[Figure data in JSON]
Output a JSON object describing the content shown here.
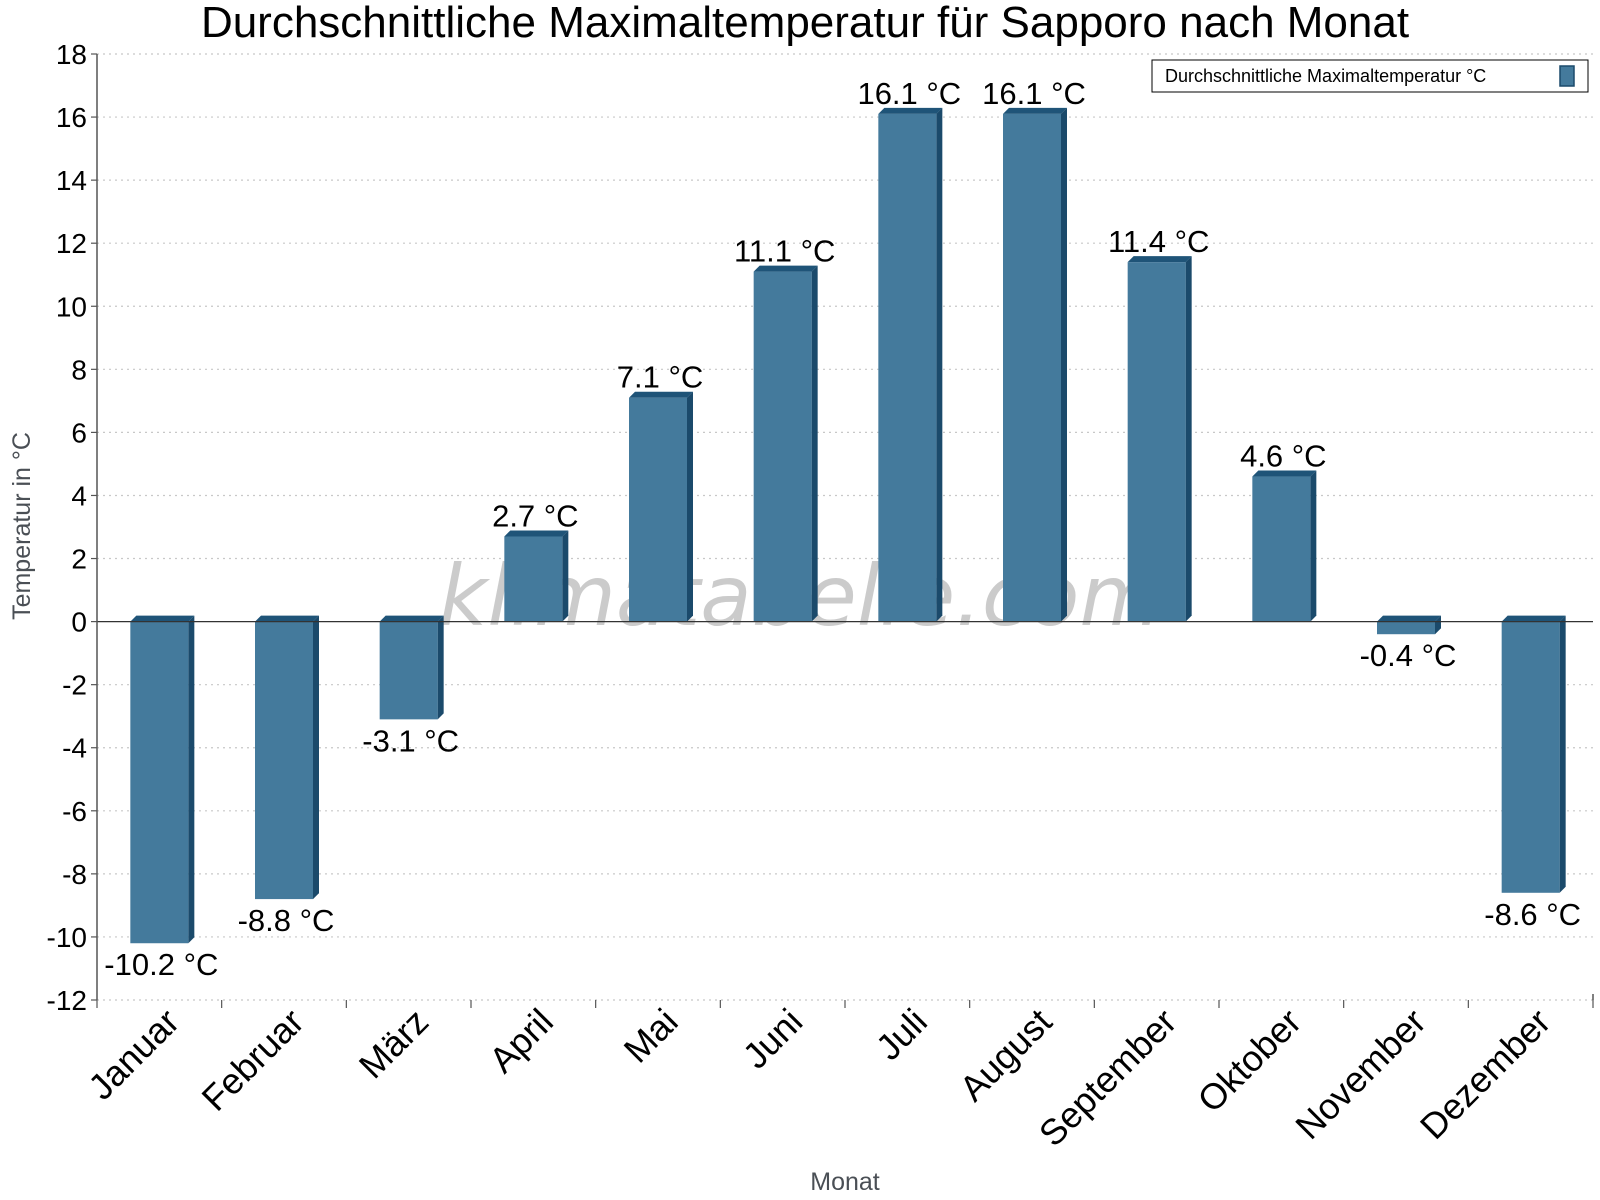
{
  "chart_data": {
    "type": "bar",
    "title": "Durchschnittliche Maximaltemperatur für Sapporo nach Monat",
    "xlabel": "Monat",
    "ylabel": "Temperatur in °C",
    "ylim": [
      -12,
      18
    ],
    "ytick_step": 2,
    "grid": true,
    "legend_position": "top-right",
    "categories": [
      "Januar",
      "Februar",
      "März",
      "April",
      "Mai",
      "Juni",
      "Juli",
      "August",
      "September",
      "Oktober",
      "November",
      "Dezember"
    ],
    "series": [
      {
        "name": "Durchschnittliche Maximaltemperatur °C",
        "values": [
          -10.2,
          -8.8,
          -3.1,
          2.7,
          7.1,
          11.1,
          16.1,
          16.1,
          11.4,
          4.6,
          -0.4,
          -8.6
        ],
        "labels": [
          "-10.2 °C",
          "-8.8 °C",
          "-3.1 °C",
          "2.7 °C",
          "7.1 °C",
          "11.1 °C",
          "16.1 °C",
          "16.1 °C",
          "11.4 °C",
          "4.6 °C",
          "-0.4 °C",
          "-8.6 °C"
        ]
      }
    ],
    "watermark": "klimatabelle.com"
  },
  "colors": {
    "bar_face": "#447a9c",
    "bar_side": "#1b4a6b",
    "bar_top": "#1f5478",
    "grid": "#c8c8c8",
    "axis": "#555555"
  }
}
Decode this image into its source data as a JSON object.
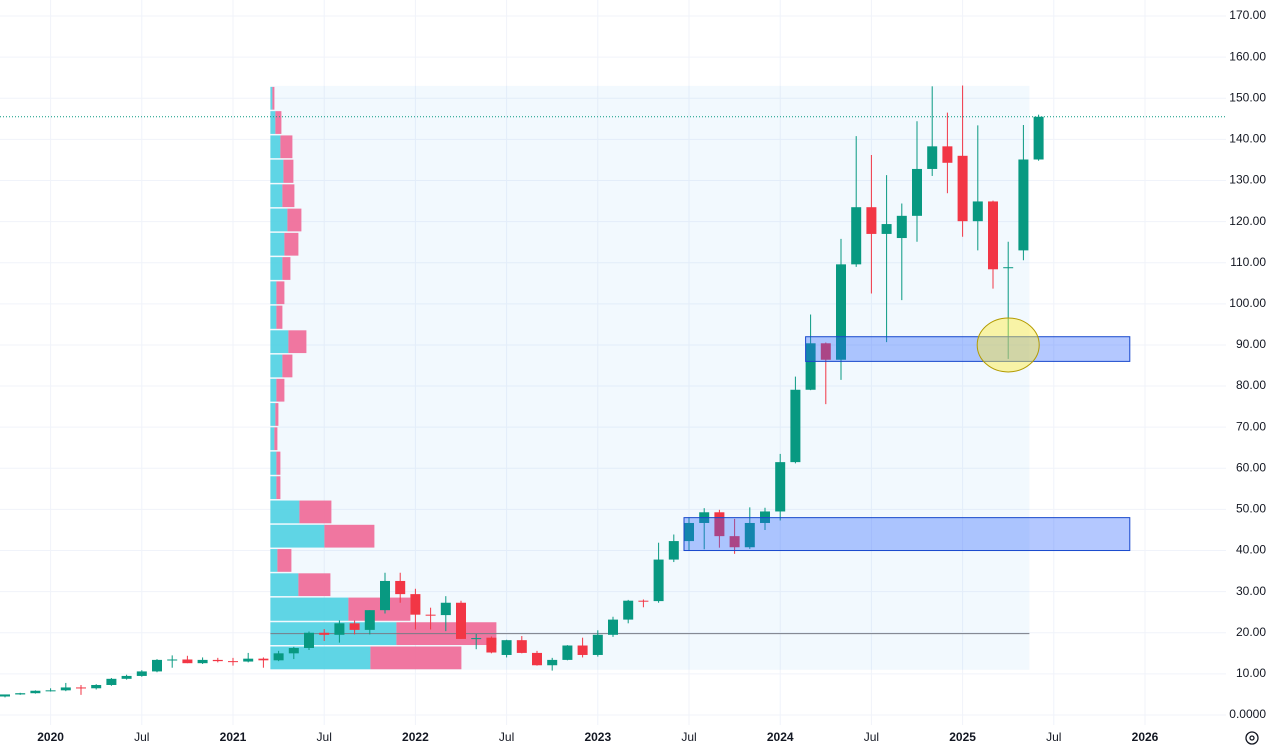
{
  "chart_data": {
    "type": "candlestick",
    "x": [
      "2019-10",
      "2019-11",
      "2019-12",
      "2020-01",
      "2020-02",
      "2020-03",
      "2020-04",
      "2020-05",
      "2020-06",
      "2020-07",
      "2020-08",
      "2020-09",
      "2020-10",
      "2020-11",
      "2020-12",
      "2021-01",
      "2021-02",
      "2021-03",
      "2021-04",
      "2021-05",
      "2021-06",
      "2021-07",
      "2021-08",
      "2021-09",
      "2021-10",
      "2021-11",
      "2021-12",
      "2022-01",
      "2022-02",
      "2022-03",
      "2022-04",
      "2022-05",
      "2022-06",
      "2022-07",
      "2022-08",
      "2022-09",
      "2022-10",
      "2022-11",
      "2022-12",
      "2023-01",
      "2023-02",
      "2023-03",
      "2023-04",
      "2023-05",
      "2023-06",
      "2023-07",
      "2023-08",
      "2023-09",
      "2023-10",
      "2023-11",
      "2023-12",
      "2024-01",
      "2024-02",
      "2024-03",
      "2024-04",
      "2024-05",
      "2024-06",
      "2024-07",
      "2024-08",
      "2024-09",
      "2024-10",
      "2024-11",
      "2024-12",
      "2025-01",
      "2025-02",
      "2025-03",
      "2025-04",
      "2025-05",
      "2025-06"
    ],
    "open": [
      4.5,
      5,
      5.3,
      5.9,
      6.0,
      6.7,
      6.5,
      7.3,
      8.8,
      9.5,
      10.6,
      13.4,
      13.5,
      12.6,
      13.4,
      13.1,
      13.0,
      13.7,
      13.3,
      15.0,
      16.3,
      20.0,
      19.5,
      22.3,
      20.7,
      25.5,
      32.6,
      29.4,
      24.4,
      24.3,
      27.3,
      18.5,
      18.8,
      14.6,
      18.2,
      15.1,
      12.1,
      13.4,
      16.9,
      14.6,
      19.5,
      23.2,
      27.8,
      27.7,
      37.8,
      42.3,
      46.7,
      49.3,
      43.5,
      40.8,
      46.7,
      49.5,
      61.5,
      79.1,
      90.4,
      86.4,
      109.6,
      123.5,
      117.0,
      116.0,
      121.4,
      132.8,
      138.3,
      136.0,
      120.1,
      124.9,
      108.7,
      113.0,
      135.1
    ],
    "high": [
      5,
      5.4,
      6,
      6.5,
      7.8,
      7.3,
      7.5,
      9.0,
      9.8,
      10.9,
      13.6,
      14.5,
      14.4,
      14.0,
      13.9,
      13.9,
      15.1,
      14.0,
      15.6,
      16.6,
      20.3,
      20.9,
      23.0,
      23.0,
      25.5,
      34.6,
      34.6,
      30.7,
      26.1,
      28.9,
      27.8,
      19.7,
      19.1,
      18.3,
      19.2,
      15.6,
      13.9,
      17.0,
      18.8,
      20.6,
      23.9,
      28.0,
      28.1,
      41.9,
      43.9,
      48.1,
      50.3,
      49.9,
      47.7,
      50.5,
      50.4,
      63.5,
      82.3,
      97.4,
      90.6,
      115.8,
      140.8,
      136.2,
      131.3,
      124.4,
      144.4,
      152.9,
      146.5,
      153.1,
      143.4,
      125.1,
      115.1,
      143.5,
      146.0
    ],
    "low": [
      4.3,
      4.9,
      5.2,
      5.7,
      5.8,
      4.9,
      6.2,
      7.1,
      8.6,
      9.3,
      10.4,
      11.5,
      12.6,
      12.4,
      12.8,
      12.0,
      12.8,
      11.5,
      13.1,
      13.6,
      15.8,
      18.0,
      17.6,
      19.6,
      19.6,
      24.7,
      27.3,
      20.8,
      20.8,
      20.4,
      18.5,
      16.0,
      15.0,
      14.0,
      15.0,
      12.0,
      10.8,
      13.3,
      14.0,
      14.2,
      19.0,
      22.3,
      26.2,
      27.3,
      37.2,
      40.0,
      40.3,
      40.7,
      39.2,
      40.4,
      45.0,
      47.3,
      61.2,
      79.0,
      75.6,
      81.5,
      109.0,
      102.5,
      90.7,
      100.9,
      115.1,
      131.1,
      126.9,
      116.3,
      113.0,
      103.7,
      86.6,
      110.6,
      134.8
    ],
    "close": [
      5,
      5.3,
      5.9,
      6.0,
      6.7,
      6.5,
      7.3,
      8.8,
      9.5,
      10.6,
      13.4,
      13.5,
      12.6,
      13.4,
      13.1,
      13.0,
      13.7,
      13.3,
      15.0,
      16.3,
      20.0,
      19.5,
      22.3,
      20.7,
      25.5,
      32.6,
      29.4,
      24.4,
      24.3,
      27.3,
      18.5,
      18.7,
      15.2,
      18.2,
      15.1,
      12.1,
      13.4,
      16.9,
      14.6,
      19.5,
      23.2,
      27.8,
      27.7,
      37.8,
      42.3,
      46.7,
      49.3,
      43.5,
      40.8,
      46.7,
      49.5,
      61.5,
      79.1,
      90.4,
      86.4,
      109.6,
      123.5,
      117.0,
      119.4,
      121.4,
      132.8,
      138.3,
      134.3,
      120.1,
      124.9,
      108.4,
      108.9,
      135.1,
      145.5
    ],
    "up_color": "#089981",
    "down_color": "#f23645",
    "ylim": [
      0,
      170
    ],
    "yticks": [
      {
        "value": 0,
        "label": "0.0000"
      },
      {
        "value": 10,
        "label": "10.00"
      },
      {
        "value": 20,
        "label": "20.00"
      },
      {
        "value": 30,
        "label": "30.00"
      },
      {
        "value": 40,
        "label": "40.00"
      },
      {
        "value": 50,
        "label": "50.00"
      },
      {
        "value": 60,
        "label": "60.00"
      },
      {
        "value": 70,
        "label": "70.00"
      },
      {
        "value": 80,
        "label": "80.00"
      },
      {
        "value": 90,
        "label": "90.00"
      },
      {
        "value": 100,
        "label": "100.00"
      },
      {
        "value": 110,
        "label": "110.00"
      },
      {
        "value": 120,
        "label": "120.00"
      },
      {
        "value": 130,
        "label": "130.00"
      },
      {
        "value": 140,
        "label": "140.00"
      },
      {
        "value": 150,
        "label": "150.00"
      },
      {
        "value": 160,
        "label": "160.00"
      },
      {
        "value": 170,
        "label": "170.00"
      }
    ],
    "xticks": [
      {
        "value": "2020-01",
        "label": "2020"
      },
      {
        "value": "2020-07",
        "label": "Jul"
      },
      {
        "value": "2021-01",
        "label": "2021"
      },
      {
        "value": "2021-07",
        "label": "Jul"
      },
      {
        "value": "2022-01",
        "label": "2022"
      },
      {
        "value": "2022-07",
        "label": "Jul"
      },
      {
        "value": "2023-01",
        "label": "2023"
      },
      {
        "value": "2023-07",
        "label": "Jul"
      },
      {
        "value": "2024-01",
        "label": "2024"
      },
      {
        "value": "2024-07",
        "label": "Jul"
      },
      {
        "value": "2025-01",
        "label": "2025"
      },
      {
        "value": "2025-07",
        "label": "Jul"
      },
      {
        "value": "2026-01",
        "label": "2026"
      }
    ],
    "grid": true,
    "volume_profile": {
      "start": "2021-03",
      "end": "2025-05",
      "bins": [
        11,
        16.9,
        22.8,
        28.8,
        34.7,
        40.6,
        46.5,
        52.4,
        58.3,
        64.3,
        70.2,
        76.1,
        82,
        87.9,
        93.8,
        99.8,
        105.7,
        111.6,
        117.5,
        123.4,
        129.3,
        135.3,
        141.2,
        147.1,
        153
      ],
      "up": [
        100,
        126,
        78,
        28,
        7,
        54,
        29,
        6,
        6,
        4,
        5,
        6,
        12,
        18,
        6,
        6,
        12,
        14,
        17,
        12,
        13,
        10,
        5,
        2
      ],
      "down": [
        91,
        100,
        62,
        32,
        14,
        50,
        32,
        4,
        4,
        3,
        3,
        8,
        10,
        18,
        6,
        8,
        8,
        14,
        14,
        12,
        10,
        12,
        6,
        2
      ],
      "up_color": "#56d3e4",
      "down_color": "#ef6f9b"
    },
    "reference_line": {
      "value": 19.8,
      "start": "2021-03",
      "end": "2025-05"
    },
    "zones": [
      {
        "low": 40,
        "high": 48,
        "start": "2023-07",
        "end": "2025-12"
      },
      {
        "low": 86,
        "high": 92,
        "start": "2024-03",
        "end": "2025-12"
      }
    ],
    "highlight": {
      "x": "2025-04",
      "price": 90
    }
  }
}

• Short problem:
Show all lines from the records above where the word "Monat" occurs.

• Task solution:
    "title": "Durchschnittliche Maximaltemperatur für Sapporo nach Monat",
    "xlabel": "Monat",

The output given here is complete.